(Source data)

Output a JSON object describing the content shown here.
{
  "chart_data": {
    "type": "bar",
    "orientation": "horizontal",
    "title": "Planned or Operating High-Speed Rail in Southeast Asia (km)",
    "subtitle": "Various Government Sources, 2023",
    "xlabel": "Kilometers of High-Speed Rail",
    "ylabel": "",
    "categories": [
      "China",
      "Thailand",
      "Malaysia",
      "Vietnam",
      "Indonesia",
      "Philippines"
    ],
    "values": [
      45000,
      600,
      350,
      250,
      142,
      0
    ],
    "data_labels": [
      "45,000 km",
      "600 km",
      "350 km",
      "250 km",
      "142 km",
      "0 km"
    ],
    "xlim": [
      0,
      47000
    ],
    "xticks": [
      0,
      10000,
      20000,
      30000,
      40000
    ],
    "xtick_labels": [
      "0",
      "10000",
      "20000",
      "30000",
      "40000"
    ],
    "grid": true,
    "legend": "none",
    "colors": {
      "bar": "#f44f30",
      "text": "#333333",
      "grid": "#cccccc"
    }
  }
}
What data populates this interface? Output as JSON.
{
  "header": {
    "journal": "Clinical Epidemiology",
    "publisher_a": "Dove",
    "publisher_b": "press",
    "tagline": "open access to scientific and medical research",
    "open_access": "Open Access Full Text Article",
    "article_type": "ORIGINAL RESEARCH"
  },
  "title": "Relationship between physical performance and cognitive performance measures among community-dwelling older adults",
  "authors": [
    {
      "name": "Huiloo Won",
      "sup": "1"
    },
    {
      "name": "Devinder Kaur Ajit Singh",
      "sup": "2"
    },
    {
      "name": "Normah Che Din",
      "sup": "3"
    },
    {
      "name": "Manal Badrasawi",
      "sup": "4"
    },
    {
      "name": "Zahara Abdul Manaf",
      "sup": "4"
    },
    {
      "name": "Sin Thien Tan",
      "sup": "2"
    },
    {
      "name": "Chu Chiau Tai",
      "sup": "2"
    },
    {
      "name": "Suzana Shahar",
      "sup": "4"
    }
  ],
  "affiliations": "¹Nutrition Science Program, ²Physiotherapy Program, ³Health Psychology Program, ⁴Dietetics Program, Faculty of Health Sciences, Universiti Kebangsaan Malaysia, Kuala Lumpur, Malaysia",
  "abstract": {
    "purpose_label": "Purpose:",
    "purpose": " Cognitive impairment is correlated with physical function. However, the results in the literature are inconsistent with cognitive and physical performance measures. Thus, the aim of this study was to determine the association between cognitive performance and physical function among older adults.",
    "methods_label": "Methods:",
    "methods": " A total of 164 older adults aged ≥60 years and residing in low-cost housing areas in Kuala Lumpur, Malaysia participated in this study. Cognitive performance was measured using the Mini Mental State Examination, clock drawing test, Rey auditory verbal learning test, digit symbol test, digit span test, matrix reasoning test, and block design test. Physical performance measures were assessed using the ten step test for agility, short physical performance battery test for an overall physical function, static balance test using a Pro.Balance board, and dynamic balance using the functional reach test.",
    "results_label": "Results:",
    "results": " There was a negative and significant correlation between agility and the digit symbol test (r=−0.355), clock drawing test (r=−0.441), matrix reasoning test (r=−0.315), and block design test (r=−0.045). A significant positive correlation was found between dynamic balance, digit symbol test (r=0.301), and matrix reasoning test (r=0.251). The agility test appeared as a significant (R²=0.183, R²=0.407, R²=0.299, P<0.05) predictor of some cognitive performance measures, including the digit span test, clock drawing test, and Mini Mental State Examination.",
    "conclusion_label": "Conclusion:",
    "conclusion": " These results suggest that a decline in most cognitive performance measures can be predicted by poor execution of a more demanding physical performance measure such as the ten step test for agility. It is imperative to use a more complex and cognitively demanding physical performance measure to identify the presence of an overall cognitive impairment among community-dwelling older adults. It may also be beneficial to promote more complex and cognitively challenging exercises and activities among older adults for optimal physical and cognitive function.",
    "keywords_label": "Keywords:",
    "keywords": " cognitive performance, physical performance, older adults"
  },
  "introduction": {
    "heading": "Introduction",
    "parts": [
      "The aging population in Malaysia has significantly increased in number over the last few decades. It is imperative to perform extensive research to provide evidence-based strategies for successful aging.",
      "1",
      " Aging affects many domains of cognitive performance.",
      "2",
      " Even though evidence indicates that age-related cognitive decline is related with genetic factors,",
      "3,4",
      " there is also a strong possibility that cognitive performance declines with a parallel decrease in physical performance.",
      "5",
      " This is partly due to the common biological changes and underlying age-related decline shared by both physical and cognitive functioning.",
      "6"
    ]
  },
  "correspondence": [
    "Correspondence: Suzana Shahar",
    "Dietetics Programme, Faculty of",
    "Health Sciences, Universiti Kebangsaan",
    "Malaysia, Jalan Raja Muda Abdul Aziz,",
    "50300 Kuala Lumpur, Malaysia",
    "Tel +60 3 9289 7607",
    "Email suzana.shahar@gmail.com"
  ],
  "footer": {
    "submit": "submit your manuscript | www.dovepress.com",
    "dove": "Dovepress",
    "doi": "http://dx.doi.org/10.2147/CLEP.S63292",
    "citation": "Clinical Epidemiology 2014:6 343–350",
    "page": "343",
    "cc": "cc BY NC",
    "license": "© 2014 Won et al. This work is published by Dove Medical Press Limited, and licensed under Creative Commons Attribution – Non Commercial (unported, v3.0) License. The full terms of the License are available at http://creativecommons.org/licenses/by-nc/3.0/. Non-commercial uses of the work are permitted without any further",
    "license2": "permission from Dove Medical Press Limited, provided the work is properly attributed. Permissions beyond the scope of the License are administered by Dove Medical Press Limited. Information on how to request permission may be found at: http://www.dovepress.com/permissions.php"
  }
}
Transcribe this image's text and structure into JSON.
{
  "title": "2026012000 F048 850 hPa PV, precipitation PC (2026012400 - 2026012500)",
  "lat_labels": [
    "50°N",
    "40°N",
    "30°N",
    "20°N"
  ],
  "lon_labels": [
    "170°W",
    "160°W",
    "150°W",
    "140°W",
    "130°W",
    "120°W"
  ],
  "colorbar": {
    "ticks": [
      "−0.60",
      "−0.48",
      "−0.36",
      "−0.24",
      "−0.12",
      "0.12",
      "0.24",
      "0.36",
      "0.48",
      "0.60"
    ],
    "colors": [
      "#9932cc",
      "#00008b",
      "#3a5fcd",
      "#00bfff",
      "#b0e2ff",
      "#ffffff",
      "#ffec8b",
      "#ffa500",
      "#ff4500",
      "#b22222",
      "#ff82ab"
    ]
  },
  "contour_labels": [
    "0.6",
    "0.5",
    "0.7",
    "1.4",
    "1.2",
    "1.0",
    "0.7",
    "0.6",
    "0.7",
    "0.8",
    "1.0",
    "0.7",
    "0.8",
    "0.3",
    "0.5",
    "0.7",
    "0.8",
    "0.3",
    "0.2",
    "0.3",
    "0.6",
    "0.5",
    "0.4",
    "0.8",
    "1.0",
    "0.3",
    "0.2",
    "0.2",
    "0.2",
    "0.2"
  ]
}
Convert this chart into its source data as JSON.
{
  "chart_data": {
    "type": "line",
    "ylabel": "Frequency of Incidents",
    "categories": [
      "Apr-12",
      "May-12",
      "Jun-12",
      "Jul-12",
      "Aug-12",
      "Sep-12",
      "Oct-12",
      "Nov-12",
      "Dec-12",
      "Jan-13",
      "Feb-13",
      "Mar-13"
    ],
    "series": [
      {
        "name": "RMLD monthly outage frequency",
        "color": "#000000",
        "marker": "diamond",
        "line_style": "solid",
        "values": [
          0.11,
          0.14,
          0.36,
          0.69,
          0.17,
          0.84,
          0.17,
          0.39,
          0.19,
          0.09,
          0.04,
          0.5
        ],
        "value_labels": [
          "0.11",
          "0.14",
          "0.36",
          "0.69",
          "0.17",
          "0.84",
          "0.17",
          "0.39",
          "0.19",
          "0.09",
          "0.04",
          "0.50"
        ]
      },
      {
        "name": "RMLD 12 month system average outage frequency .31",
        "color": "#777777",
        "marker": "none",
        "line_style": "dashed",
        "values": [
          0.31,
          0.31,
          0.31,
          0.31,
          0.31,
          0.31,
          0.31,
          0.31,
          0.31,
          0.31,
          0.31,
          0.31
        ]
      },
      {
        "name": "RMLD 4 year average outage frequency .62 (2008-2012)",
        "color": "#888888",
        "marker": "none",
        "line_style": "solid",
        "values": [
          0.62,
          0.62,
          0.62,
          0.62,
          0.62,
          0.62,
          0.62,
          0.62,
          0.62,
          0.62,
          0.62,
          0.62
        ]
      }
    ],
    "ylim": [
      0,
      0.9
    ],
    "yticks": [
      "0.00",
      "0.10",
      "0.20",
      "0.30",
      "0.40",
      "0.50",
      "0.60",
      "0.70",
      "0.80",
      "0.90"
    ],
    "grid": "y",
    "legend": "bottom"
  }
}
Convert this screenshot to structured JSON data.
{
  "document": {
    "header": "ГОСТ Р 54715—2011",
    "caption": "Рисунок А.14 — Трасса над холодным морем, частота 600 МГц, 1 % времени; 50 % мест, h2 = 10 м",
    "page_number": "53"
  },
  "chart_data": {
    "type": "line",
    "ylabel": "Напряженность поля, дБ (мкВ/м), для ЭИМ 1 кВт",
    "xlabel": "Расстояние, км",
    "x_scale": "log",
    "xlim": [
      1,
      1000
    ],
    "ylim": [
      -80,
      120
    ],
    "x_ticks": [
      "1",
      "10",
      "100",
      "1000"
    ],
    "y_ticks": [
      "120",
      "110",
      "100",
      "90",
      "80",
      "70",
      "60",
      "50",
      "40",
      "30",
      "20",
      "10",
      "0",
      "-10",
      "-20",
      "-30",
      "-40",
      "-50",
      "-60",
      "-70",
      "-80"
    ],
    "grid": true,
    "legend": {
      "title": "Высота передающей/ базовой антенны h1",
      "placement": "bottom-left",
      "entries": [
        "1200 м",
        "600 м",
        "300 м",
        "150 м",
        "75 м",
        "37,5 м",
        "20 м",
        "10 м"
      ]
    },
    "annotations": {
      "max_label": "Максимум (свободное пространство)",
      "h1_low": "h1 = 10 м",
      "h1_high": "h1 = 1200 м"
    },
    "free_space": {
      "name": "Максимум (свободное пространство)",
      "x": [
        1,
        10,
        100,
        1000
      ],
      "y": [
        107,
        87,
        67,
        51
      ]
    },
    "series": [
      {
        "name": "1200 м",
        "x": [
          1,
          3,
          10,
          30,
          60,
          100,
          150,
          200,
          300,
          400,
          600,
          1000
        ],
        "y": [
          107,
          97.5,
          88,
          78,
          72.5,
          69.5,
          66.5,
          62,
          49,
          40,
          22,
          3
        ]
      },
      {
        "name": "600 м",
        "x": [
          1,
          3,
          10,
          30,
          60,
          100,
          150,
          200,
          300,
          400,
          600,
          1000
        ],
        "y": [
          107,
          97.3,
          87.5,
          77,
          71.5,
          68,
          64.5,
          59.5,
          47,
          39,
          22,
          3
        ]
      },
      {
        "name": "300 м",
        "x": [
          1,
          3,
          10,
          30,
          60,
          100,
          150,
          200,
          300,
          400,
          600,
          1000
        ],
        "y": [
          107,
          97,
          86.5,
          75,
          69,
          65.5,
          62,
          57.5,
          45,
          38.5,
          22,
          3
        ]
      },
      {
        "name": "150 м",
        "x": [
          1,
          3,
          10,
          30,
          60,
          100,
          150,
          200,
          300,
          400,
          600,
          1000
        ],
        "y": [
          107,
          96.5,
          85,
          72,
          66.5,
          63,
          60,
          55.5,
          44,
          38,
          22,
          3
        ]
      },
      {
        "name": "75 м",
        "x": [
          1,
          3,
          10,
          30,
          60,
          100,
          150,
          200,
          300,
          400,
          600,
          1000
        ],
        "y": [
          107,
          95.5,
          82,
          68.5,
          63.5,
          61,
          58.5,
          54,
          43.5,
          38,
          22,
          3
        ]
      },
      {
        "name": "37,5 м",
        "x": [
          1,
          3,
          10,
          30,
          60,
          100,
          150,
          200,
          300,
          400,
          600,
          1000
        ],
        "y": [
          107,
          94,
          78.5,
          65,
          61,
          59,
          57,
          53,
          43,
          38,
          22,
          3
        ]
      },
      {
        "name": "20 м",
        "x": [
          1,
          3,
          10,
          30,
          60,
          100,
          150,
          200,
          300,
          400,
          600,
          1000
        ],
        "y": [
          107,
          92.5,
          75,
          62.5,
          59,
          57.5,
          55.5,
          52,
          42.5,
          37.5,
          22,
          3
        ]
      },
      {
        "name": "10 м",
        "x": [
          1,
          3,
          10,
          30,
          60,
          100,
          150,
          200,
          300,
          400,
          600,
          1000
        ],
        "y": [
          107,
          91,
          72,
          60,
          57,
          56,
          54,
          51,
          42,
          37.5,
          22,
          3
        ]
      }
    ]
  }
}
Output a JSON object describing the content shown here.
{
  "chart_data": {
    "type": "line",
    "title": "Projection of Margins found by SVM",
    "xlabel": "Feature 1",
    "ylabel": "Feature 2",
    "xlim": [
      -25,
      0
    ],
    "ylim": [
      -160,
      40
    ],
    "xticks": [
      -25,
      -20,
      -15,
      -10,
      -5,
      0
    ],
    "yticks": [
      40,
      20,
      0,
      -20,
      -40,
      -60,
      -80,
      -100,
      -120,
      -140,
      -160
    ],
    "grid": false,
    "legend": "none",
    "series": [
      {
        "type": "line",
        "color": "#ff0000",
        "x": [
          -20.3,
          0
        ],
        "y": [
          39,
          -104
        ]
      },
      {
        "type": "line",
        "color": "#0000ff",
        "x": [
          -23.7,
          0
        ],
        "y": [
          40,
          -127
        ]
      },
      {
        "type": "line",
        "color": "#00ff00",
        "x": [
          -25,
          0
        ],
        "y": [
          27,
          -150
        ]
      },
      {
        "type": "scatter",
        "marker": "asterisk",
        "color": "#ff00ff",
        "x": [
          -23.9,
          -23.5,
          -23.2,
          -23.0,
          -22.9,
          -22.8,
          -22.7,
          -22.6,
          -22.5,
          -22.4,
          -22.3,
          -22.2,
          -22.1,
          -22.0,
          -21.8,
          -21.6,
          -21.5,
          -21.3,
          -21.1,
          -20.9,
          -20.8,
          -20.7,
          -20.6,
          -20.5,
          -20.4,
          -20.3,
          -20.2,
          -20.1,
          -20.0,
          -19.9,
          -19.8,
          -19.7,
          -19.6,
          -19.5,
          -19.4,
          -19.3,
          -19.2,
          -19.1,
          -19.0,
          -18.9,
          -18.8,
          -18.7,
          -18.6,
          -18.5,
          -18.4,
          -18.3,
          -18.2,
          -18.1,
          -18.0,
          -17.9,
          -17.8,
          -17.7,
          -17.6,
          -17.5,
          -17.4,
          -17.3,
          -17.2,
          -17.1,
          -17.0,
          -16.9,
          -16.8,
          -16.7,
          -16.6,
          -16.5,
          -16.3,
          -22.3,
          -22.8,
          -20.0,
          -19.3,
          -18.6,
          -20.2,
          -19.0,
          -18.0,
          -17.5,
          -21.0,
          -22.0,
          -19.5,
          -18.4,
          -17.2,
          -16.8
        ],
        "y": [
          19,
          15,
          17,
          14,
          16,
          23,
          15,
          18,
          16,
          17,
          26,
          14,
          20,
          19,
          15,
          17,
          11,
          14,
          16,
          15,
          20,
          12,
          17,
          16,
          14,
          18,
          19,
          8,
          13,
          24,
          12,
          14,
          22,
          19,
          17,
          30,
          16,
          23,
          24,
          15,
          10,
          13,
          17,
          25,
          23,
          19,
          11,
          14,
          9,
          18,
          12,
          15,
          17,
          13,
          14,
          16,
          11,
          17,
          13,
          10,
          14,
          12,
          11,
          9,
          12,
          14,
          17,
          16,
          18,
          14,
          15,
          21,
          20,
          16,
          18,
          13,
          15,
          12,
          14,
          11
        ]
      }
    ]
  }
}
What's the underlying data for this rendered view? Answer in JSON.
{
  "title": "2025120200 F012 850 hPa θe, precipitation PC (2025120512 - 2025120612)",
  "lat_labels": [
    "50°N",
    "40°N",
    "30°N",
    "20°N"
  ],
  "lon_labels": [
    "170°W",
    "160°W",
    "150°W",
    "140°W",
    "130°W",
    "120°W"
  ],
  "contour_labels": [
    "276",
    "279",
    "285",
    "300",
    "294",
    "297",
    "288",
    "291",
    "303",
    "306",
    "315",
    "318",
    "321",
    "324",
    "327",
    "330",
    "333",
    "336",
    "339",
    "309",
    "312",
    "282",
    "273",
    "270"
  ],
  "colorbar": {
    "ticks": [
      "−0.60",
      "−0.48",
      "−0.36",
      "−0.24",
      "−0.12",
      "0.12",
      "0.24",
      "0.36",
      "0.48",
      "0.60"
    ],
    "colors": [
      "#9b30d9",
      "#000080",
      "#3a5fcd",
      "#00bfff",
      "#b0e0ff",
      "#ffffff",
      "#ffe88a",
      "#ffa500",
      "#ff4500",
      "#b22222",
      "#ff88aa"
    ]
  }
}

**Task description:** Every line in the data above that contains "свободное" needs to be copied.

**Complete output:**
      "max_label": "Максимум (свободное пространство)",
      "name": "Максимум (свободное пространство)",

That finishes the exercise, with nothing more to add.